## AIM OF THE EXERCISE
Gather every line below where "area" appears.

## DATA TO USE
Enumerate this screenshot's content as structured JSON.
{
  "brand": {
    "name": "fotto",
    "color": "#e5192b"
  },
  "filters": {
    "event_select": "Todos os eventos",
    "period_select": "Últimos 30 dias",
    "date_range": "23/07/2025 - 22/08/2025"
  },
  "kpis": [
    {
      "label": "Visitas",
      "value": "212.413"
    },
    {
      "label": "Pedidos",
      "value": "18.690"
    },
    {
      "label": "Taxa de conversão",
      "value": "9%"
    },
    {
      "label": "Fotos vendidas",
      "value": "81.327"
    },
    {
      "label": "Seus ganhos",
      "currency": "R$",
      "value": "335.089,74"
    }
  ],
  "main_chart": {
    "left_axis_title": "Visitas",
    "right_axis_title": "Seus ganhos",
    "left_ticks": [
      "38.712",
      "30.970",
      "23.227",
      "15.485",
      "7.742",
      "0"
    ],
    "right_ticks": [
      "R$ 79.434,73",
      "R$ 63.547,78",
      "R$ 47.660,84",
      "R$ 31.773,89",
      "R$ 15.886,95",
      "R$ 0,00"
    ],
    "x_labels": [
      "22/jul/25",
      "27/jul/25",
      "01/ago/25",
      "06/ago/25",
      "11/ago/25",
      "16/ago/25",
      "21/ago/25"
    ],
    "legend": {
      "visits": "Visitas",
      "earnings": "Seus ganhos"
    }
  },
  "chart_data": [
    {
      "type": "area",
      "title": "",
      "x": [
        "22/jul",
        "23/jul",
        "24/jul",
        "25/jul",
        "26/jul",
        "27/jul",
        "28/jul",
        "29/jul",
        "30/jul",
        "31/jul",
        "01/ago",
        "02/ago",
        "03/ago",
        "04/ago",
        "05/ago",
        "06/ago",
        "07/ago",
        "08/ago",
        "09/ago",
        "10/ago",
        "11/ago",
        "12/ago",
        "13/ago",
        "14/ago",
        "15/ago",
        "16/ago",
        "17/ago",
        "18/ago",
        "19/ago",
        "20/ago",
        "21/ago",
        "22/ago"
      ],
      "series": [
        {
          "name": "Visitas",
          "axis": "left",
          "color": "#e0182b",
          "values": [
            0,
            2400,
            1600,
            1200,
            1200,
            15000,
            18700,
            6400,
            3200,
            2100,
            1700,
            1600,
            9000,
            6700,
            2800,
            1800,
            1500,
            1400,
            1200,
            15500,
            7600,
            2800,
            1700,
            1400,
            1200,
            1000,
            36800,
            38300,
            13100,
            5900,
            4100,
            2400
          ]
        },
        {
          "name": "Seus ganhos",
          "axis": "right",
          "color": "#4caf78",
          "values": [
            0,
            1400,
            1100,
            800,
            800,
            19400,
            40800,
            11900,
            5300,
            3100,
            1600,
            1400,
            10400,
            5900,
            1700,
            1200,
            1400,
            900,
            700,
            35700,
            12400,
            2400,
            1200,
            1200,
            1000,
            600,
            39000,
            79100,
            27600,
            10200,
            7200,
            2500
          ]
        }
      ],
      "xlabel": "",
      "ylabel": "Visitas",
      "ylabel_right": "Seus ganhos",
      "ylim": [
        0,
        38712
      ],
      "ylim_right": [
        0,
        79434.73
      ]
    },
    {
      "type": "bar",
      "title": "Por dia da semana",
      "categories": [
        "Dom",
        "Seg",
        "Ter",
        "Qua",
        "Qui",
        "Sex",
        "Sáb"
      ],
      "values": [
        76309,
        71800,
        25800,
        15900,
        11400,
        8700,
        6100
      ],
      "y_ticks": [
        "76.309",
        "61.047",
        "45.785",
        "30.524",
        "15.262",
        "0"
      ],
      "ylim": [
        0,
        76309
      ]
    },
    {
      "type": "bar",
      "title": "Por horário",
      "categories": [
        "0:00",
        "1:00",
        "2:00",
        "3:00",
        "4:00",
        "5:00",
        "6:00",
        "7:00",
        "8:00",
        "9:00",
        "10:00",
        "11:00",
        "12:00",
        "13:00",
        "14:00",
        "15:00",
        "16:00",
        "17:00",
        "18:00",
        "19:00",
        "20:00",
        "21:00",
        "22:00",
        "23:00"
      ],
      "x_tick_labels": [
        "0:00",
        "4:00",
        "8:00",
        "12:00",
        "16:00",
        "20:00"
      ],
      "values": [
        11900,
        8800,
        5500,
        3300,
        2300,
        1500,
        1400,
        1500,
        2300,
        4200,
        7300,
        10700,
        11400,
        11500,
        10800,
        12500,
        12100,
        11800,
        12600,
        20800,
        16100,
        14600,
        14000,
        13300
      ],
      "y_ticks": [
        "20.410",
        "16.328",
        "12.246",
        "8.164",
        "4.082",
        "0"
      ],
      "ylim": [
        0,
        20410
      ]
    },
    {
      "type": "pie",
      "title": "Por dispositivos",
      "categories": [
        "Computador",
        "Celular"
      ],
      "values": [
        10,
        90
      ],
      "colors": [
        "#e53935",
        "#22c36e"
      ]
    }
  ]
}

---

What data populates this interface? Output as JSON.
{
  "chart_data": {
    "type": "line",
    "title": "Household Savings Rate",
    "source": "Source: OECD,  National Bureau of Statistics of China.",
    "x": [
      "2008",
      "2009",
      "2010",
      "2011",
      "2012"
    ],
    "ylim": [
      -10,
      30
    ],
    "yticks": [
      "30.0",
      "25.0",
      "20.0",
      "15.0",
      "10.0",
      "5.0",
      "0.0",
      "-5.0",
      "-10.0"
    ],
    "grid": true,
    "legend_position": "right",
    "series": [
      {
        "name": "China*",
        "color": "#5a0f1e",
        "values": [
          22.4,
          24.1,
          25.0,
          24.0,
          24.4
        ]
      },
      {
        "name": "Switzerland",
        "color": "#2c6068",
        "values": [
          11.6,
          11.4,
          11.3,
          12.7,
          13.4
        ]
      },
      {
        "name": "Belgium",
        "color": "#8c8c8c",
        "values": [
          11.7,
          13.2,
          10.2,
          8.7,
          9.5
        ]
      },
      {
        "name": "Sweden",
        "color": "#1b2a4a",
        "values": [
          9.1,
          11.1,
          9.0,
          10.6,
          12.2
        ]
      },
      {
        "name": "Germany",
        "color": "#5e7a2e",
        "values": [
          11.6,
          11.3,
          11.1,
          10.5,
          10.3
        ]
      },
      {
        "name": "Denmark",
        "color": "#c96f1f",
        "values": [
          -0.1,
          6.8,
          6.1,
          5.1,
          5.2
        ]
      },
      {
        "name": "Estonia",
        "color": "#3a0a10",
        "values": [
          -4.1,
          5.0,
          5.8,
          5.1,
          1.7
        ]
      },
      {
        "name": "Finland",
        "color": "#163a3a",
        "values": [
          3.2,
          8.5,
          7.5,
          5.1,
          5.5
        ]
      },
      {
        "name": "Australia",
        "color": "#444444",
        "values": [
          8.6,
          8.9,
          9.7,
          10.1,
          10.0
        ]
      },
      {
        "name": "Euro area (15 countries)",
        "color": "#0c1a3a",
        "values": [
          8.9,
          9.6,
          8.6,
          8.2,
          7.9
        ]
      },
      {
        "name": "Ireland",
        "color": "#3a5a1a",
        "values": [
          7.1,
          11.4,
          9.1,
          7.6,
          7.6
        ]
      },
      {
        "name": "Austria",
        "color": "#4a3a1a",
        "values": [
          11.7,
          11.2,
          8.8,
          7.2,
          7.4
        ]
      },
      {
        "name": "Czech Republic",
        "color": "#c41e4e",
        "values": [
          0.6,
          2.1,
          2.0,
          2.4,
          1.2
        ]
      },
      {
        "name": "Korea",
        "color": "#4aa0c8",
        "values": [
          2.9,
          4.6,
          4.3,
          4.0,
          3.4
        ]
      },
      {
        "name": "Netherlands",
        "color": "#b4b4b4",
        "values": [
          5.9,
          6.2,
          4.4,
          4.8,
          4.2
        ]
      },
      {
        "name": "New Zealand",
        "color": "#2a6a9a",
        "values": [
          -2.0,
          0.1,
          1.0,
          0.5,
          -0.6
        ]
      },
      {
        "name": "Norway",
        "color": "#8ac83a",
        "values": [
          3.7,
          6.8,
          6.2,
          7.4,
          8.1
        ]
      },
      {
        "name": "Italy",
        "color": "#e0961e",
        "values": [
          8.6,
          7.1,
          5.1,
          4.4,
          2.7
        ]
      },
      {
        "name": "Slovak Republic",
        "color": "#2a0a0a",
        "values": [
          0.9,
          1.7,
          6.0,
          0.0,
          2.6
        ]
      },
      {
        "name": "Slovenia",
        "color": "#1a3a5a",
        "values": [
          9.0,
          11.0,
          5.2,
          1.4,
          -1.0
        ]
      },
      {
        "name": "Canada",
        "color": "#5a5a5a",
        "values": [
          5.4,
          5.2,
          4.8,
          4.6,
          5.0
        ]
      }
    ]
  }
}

---

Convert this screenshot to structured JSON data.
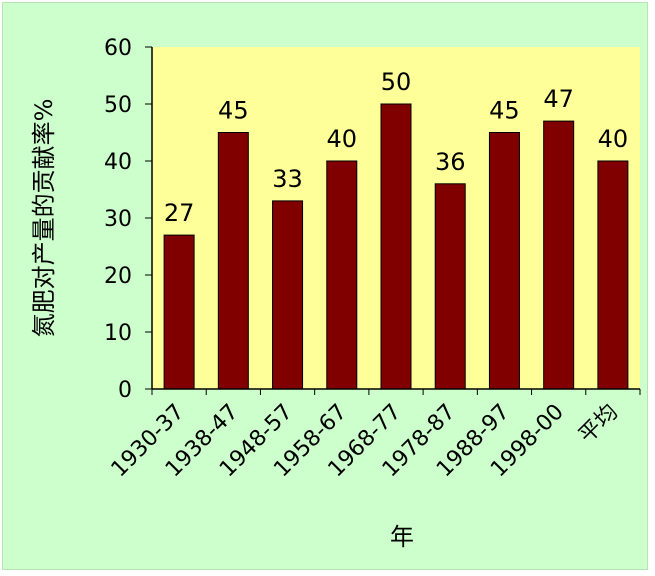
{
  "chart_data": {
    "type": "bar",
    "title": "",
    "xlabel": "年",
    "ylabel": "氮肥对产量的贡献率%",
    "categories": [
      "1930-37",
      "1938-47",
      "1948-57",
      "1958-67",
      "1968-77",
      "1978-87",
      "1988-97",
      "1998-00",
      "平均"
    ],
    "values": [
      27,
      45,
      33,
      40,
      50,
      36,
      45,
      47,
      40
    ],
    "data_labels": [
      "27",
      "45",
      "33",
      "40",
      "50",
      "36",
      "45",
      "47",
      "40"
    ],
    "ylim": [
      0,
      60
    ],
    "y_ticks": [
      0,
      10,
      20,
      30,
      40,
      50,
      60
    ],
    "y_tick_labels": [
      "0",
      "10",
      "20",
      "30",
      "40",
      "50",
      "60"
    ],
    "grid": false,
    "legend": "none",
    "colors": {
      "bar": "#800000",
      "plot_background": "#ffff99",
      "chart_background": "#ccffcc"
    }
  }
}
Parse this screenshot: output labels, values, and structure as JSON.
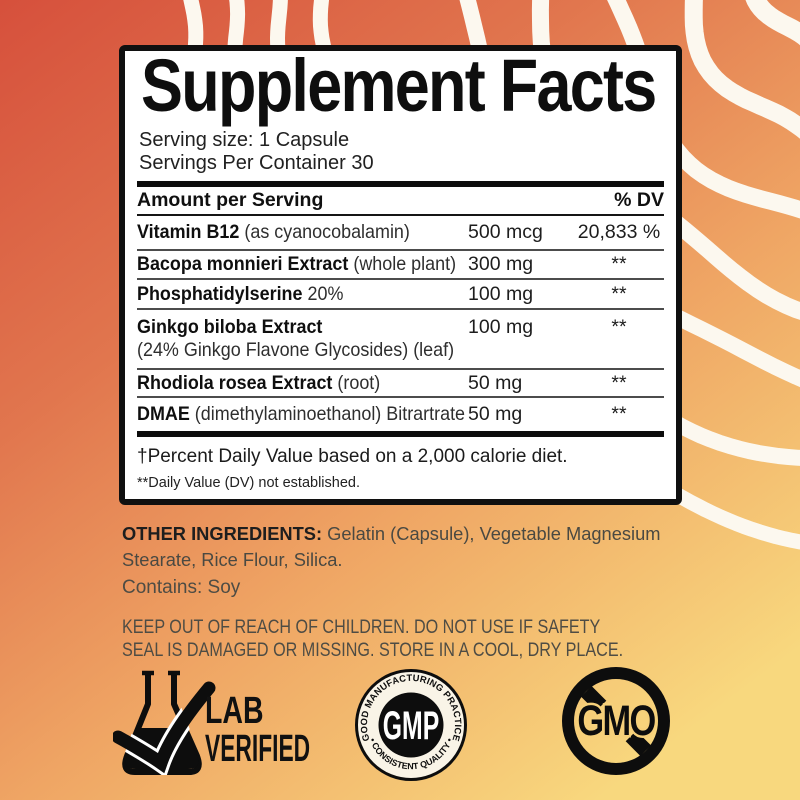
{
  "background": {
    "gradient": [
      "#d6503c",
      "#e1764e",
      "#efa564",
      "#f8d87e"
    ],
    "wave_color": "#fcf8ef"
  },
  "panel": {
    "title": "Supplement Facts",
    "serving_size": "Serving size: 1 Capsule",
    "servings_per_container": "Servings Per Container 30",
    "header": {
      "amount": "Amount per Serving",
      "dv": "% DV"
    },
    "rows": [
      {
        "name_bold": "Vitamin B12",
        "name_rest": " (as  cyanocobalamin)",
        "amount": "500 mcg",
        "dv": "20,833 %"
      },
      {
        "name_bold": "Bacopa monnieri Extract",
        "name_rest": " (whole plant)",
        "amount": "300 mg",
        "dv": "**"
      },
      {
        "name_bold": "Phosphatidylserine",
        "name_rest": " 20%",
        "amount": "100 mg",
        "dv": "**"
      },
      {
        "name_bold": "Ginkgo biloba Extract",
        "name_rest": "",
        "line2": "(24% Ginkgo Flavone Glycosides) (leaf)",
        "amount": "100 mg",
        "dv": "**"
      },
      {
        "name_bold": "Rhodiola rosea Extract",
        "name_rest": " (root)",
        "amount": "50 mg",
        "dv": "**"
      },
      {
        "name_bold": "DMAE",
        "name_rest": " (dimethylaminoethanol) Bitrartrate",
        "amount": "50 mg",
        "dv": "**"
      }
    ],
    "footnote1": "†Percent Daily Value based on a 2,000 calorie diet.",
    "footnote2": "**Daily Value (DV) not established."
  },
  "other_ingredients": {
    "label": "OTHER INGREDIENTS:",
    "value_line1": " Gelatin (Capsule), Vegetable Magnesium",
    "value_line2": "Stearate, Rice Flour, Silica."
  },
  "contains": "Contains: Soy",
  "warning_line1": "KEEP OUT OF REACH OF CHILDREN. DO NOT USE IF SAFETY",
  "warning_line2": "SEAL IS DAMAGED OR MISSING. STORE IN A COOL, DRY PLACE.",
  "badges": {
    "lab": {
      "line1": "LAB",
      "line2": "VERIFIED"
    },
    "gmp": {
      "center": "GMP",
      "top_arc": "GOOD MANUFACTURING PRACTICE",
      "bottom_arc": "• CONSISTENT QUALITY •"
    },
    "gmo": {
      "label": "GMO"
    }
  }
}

## RESULT
      "type": "area",
        "name": "Euro area (15 countries)",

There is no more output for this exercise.